REQUIRED TASK:
Below is a block of records: output all of them exactly and leave out the pictures.

(Saved entries)

===

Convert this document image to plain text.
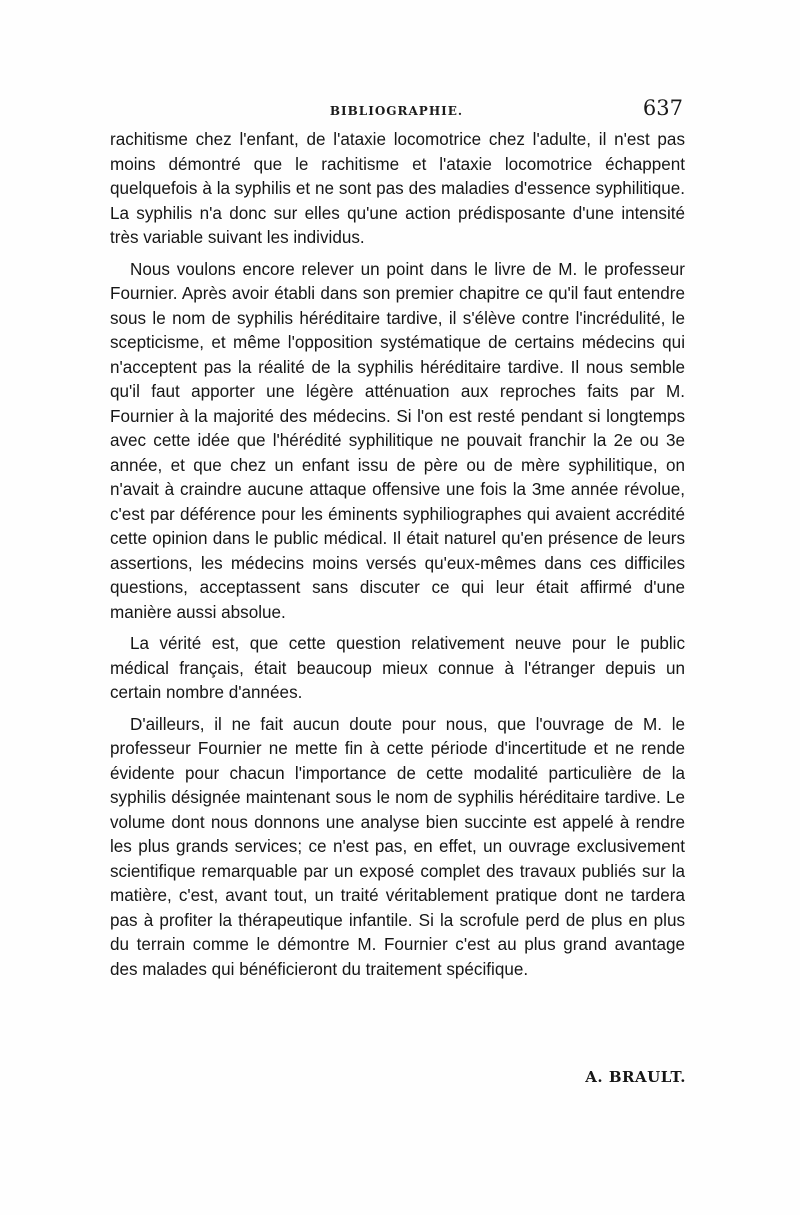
BIBLIOGRAPHIE.	637

rachitisme chez l'enfant, de l'ataxie locomotrice chez l'adulte, il n'est pas moins démontré que le rachitisme et l'ataxie locomotrice échappent quelquefois à la syphilis et ne sont pas des maladies d'essence syphilitique. La syphilis n'a donc sur elles qu'une action prédisposante d'une intensité très variable suivant les individus.

Nous voulons encore relever un point dans le livre de M. le professeur Fournier. Après avoir établi dans son premier chapitre ce qu'il faut entendre sous le nom de syphilis héréditaire tardive, il s'élève contre l'incrédulité, le scepticisme, et même l'opposition systématique de certains médecins qui n'acceptent pas la réalité de la syphilis héréditaire tardive. Il nous semble qu'il faut apporter une légère atténuation aux reproches faits par M. Fournier à la majorité des médecins. Si l'on est resté pendant si longtemps avec cette idée que l'hérédité syphilitique ne pouvait franchir la 2e ou 3e année, et que chez un enfant issu de père ou de mère syphilitique, on n'avait à craindre aucune attaque offensive une fois la 3me année révolue, c'est par déférence pour les éminents syphiliographes qui avaient accrédité cette opinion dans le public médical. Il était naturel qu'en présence de leurs assertions, les médecins moins versés qu'eux-mêmes dans ces difficiles questions, acceptassent sans discuter ce qui leur était affirmé d'une manière aussi absolue.

La vérité est, que cette question relativement neuve pour le public médical français, était beaucoup mieux connue à l'étranger depuis un certain nombre d'années.

D'ailleurs, il ne fait aucun doute pour nous, que l'ouvrage de M. le professeur Fournier ne mette fin à cette période d'incertitude et ne rende évidente pour chacun l'importance de cette modalité particulière de la syphilis désignée maintenant sous le nom de syphilis héréditaire tardive. Le volume dont nous donnons une analyse bien succinte est appelé à rendre les plus grands services; ce n'est pas, en effet, un ouvrage exclusivement scientifique remarquable par un exposé complet des travaux publiés sur la matière, c'est, avant tout, un traité véritablement pratique dont ne tardera pas à profiter la thérapeutique infantile. Si la scrofule perd de plus en plus du terrain comme le démontre M. Fournier c'est au plus grand avantage des malades qui bénéficieront du traitement spécifique.

A. BRAULT.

===

ANSWER TO THE PROBLEM:
Convert this document image to plain text.
BIBLIOGRAPHIE.	637

rachitisme chez l'enfant, de l'ataxie locomotrice chez l'adulte, il n'est pas moins démontré que le rachitisme et l'ataxie locomotrice échappent quelquefois à la syphilis et ne sont pas des maladies d'essence syphilitique. La syphilis n'a donc sur elles qu'une action prédisposante d'une intensité très variable suivant les individus.

Nous voulons encore relever un point dans le livre de M. le professeur Fournier. Après avoir établi dans son premier chapitre ce qu'il faut entendre sous le nom de syphilis héréditaire tardive, il s'élève contre l'incrédulité, le scepticisme, et même l'opposition systématique de certains médecins qui n'acceptent pas la réalité de la syphilis héréditaire tardive. Il nous semble qu'il faut apporter une légère atténuation aux reproches faits par M. Fournier à la majorité des médecins. Si l'on est resté pendant si longtemps avec cette idée que l'hérédité syphilitique ne pouvait franchir la 2e ou 3e année, et que chez un enfant issu de père ou de mère syphilitique, on n'avait à craindre aucune attaque offensive une fois la 3me année révolue, c'est par déférence pour les éminents syphiliographes qui avaient accrédité cette opinion dans le public médical. Il était naturel qu'en présence de leurs assertions, les médecins moins versés qu'eux-mêmes dans ces difficiles questions, acceptassent sans discuter ce qui leur était affirmé d'une manière aussi absolue.

La vérité est, que cette question relativement neuve pour le public médical français, était beaucoup mieux connue à l'étranger depuis un certain nombre d'années.

D'ailleurs, il ne fait aucun doute pour nous, que l'ouvrage de M. le professeur Fournier ne mette fin à cette période d'incertitude et ne rende évidente pour chacun l'importance de cette modalité particulière de la syphilis désignée maintenant sous le nom de syphilis héréditaire tardive. Le volume dont nous donnons une analyse bien succinte est appelé à rendre les plus grands services; ce n'est pas, en effet, un ouvrage exclusivement scientifique remarquable par un exposé complet des travaux publiés sur la matière, c'est, avant tout, un traité véritablement pratique dont ne tardera pas à profiter la thérapeutique infantile. Si la scrofule perd de plus en plus du terrain comme le démontre M. Fournier c'est au plus grand avantage des malades qui bénéficieront du traitement spécifique.

A. BRAULT.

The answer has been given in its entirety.